## Entries provided
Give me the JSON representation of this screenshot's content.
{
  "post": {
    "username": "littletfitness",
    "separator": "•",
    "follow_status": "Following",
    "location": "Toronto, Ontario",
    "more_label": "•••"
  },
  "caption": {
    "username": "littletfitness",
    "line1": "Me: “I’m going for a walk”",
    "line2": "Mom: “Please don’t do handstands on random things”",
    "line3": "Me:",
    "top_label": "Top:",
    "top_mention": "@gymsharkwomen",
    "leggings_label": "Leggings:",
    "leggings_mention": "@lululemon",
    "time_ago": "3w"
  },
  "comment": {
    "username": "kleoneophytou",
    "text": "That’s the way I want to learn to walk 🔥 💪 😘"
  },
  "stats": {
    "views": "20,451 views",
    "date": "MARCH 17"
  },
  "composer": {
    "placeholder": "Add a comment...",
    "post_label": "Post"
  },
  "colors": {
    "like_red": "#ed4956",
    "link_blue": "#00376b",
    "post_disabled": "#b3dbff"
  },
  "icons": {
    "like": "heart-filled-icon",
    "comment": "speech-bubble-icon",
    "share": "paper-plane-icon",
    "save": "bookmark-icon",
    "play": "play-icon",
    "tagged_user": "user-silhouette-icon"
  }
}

## Task directions
Which lines contain the word "walk"? Copy each one.

## Finished answer
    "line1": "Me: “I’m going for a walk”",
    "text": "That’s the way I want to learn to walk 🔥 💪 😘"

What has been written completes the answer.